===== Data for this exercise

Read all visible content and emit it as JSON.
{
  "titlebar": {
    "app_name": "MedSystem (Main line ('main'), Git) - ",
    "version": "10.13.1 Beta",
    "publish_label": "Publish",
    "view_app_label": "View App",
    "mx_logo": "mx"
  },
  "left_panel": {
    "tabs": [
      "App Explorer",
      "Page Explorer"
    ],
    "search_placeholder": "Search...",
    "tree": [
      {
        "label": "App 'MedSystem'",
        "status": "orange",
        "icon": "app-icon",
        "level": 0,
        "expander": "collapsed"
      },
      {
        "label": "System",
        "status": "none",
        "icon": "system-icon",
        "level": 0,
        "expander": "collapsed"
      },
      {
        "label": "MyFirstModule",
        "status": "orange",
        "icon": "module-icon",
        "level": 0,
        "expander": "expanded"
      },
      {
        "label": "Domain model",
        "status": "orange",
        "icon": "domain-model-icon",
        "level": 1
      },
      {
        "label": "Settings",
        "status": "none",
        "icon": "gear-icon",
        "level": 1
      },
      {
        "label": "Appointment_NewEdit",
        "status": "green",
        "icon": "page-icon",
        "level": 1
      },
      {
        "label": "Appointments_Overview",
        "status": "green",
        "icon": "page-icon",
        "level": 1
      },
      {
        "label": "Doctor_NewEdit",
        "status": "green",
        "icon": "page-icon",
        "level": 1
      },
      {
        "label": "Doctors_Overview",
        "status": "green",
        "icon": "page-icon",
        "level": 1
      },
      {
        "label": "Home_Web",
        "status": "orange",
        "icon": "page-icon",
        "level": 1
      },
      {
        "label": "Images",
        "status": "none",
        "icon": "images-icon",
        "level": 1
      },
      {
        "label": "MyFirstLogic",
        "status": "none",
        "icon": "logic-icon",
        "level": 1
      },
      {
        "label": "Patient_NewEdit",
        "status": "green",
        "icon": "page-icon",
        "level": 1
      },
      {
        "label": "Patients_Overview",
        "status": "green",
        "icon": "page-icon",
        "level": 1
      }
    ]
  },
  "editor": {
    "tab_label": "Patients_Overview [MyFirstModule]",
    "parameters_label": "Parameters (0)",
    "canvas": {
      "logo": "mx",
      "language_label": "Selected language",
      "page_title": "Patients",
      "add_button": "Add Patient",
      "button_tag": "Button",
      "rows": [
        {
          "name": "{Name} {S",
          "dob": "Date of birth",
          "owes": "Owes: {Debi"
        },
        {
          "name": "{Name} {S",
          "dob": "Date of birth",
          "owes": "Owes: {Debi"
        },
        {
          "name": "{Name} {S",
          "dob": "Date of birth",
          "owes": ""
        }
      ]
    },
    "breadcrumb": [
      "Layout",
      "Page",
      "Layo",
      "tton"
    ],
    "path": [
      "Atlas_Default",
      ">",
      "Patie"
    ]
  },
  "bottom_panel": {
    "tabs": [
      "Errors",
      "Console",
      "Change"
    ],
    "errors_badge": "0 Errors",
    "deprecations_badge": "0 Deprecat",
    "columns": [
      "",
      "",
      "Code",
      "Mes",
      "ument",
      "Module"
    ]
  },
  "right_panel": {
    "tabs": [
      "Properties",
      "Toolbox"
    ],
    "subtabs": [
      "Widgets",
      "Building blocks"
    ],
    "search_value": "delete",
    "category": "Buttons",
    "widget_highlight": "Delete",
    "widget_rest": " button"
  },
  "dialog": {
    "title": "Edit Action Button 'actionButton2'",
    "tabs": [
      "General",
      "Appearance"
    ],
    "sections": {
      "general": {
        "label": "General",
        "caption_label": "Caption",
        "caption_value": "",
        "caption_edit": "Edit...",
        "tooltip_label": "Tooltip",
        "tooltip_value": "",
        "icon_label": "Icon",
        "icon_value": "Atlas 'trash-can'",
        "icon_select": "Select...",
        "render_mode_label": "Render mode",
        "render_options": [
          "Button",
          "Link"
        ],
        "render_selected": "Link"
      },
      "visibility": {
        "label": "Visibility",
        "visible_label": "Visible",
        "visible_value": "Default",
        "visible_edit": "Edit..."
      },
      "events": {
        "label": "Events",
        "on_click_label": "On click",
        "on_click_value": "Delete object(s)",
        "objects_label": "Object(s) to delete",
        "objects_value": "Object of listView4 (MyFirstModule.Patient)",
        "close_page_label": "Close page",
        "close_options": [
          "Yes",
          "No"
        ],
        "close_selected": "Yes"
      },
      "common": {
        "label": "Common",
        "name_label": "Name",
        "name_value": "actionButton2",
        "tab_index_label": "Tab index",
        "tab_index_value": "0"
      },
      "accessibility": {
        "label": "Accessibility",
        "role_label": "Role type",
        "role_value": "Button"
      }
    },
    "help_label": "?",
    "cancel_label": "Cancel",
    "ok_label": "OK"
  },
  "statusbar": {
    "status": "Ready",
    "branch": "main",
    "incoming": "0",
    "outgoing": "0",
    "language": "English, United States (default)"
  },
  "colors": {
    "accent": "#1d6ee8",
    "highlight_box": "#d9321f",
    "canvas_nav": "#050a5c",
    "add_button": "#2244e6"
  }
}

==========

__Action item__
Leaving every word in place, output the whole listing above.

__Result of the task__
Read all visible content and emit it as JSON.
{
  "titlebar": {
    "app_name": "MedSystem (Main line ('main'), Git) - ",
    "version": "10.13.1 Beta",
    "publish_label": "Publish",
    "view_app_label": "View App",
    "mx_logo": "mx"
  },
  "left_panel": {
    "tabs": [
      "App Explorer",
      "Page Explorer"
    ],
    "search_placeholder": "Search...",
    "tree": [
      {
        "label": "App 'MedSystem'",
        "status": "orange",
        "icon": "app-icon",
        "level": 0,
        "expander": "collapsed"
      },
      {
        "label": "System",
        "status": "none",
        "icon": "system-icon",
        "level": 0,
        "expander": "collapsed"
      },
      {
        "label": "MyFirstModule",
        "status": "orange",
        "icon": "module-icon",
        "level": 0,
        "expander": "expanded"
      },
      {
        "label": "Domain model",
        "status": "orange",
        "icon": "domain-model-icon",
        "level": 1
      },
      {
        "label": "Settings",
        "status": "none",
        "icon": "gear-icon",
        "level": 1
      },
      {
        "label": "Appointment_NewEdit",
        "status": "green",
        "icon": "page-icon",
        "level": 1
      },
      {
        "label": "Appointments_Overview",
        "status": "green",
        "icon": "page-icon",
        "level": 1
      },
      {
        "label": "Doctor_NewEdit",
        "status": "green",
        "icon": "page-icon",
        "level": 1
      },
      {
        "label": "Doctors_Overview",
        "status": "green",
        "icon": "page-icon",
        "level": 1
      },
      {
        "label": "Home_Web",
        "status": "orange",
        "icon": "page-icon",
        "level": 1
      },
      {
        "label": "Images",
        "status": "none",
        "icon": "images-icon",
        "level": 1
      },
      {
        "label": "MyFirstLogic",
        "status": "none",
        "icon": "logic-icon",
        "level": 1
      },
      {
        "label": "Patient_NewEdit",
        "status": "green",
        "icon": "page-icon",
        "level": 1
      },
      {
        "label": "Patients_Overview",
        "status": "green",
        "icon": "page-icon",
        "level": 1
      }
    ]
  },
  "editor": {
    "tab_label": "Patients_Overview [MyFirstModule]",
    "parameters_label": "Parameters (0)",
    "canvas": {
      "logo": "mx",
      "language_label": "Selected language",
      "page_title": "Patients",
      "add_button": "Add Patient",
      "button_tag": "Button",
      "rows": [
        {
          "name": "{Name} {S",
          "dob": "Date of birth",
          "owes": "Owes: {Debi"
        },
        {
          "name": "{Name} {S",
          "dob": "Date of birth",
          "owes": "Owes: {Debi"
        },
        {
          "name": "{Name} {S",
          "dob": "Date of birth",
          "owes": ""
        }
      ]
    },
    "breadcrumb": [
      "Layout",
      "Page",
      "Layo",
      "tton"
    ],
    "path": [
      "Atlas_Default",
      ">",
      "Patie"
    ]
  },
  "bottom_panel": {
    "tabs": [
      "Errors",
      "Console",
      "Change"
    ],
    "errors_badge": "0 Errors",
    "deprecations_badge": "0 Deprecat",
    "columns": [
      "",
      "",
      "Code",
      "Mes",
      "ument",
      "Module"
    ]
  },
  "right_panel": {
    "tabs": [
      "Properties",
      "Toolbox"
    ],
    "subtabs": [
      "Widgets",
      "Building blocks"
    ],
    "search_value": "delete",
    "category": "Buttons",
    "widget_highlight": "Delete",
    "widget_rest": " button"
  },
  "dialog": {
    "title": "Edit Action Button 'actionButton2'",
    "tabs": [
      "General",
      "Appearance"
    ],
    "sections": {
      "general": {
        "label": "General",
        "caption_label": "Caption",
        "caption_value": "",
        "caption_edit": "Edit...",
        "tooltip_label": "Tooltip",
        "tooltip_value": "",
        "icon_label": "Icon",
        "icon_value": "Atlas 'trash-can'",
        "icon_select": "Select...",
        "render_mode_label": "Render mode",
        "render_options": [
          "Button",
          "Link"
        ],
        "render_selected": "Link"
      },
      "visibility": {
        "label": "Visibility",
        "visible_label": "Visible",
        "visible_value": "Default",
        "visible_edit": "Edit..."
      },
      "events": {
        "label": "Events",
        "on_click_label": "On click",
        "on_click_value": "Delete object(s)",
        "objects_label": "Object(s) to delete",
        "objects_value": "Object of listView4 (MyFirstModule.Patient)",
        "close_page_label": "Close page",
        "close_options": [
          "Yes",
          "No"
        ],
        "close_selected": "Yes"
      },
      "common": {
        "label": "Common",
        "name_label": "Name",
        "name_value": "actionButton2",
        "tab_index_label": "Tab index",
        "tab_index_value": "0"
      },
      "accessibility": {
        "label": "Accessibility",
        "role_label": "Role type",
        "role_value": "Button"
      }
    },
    "help_label": "?",
    "cancel_label": "Cancel",
    "ok_label": "OK"
  },
  "statusbar": {
    "status": "Ready",
    "branch": "main",
    "incoming": "0",
    "outgoing": "0",
    "language": "English, United States (default)"
  },
  "colors": {
    "accent": "#1d6ee8",
    "highlight_box": "#d9321f",
    "canvas_nav": "#050a5c",
    "add_button": "#2244e6"
  }
}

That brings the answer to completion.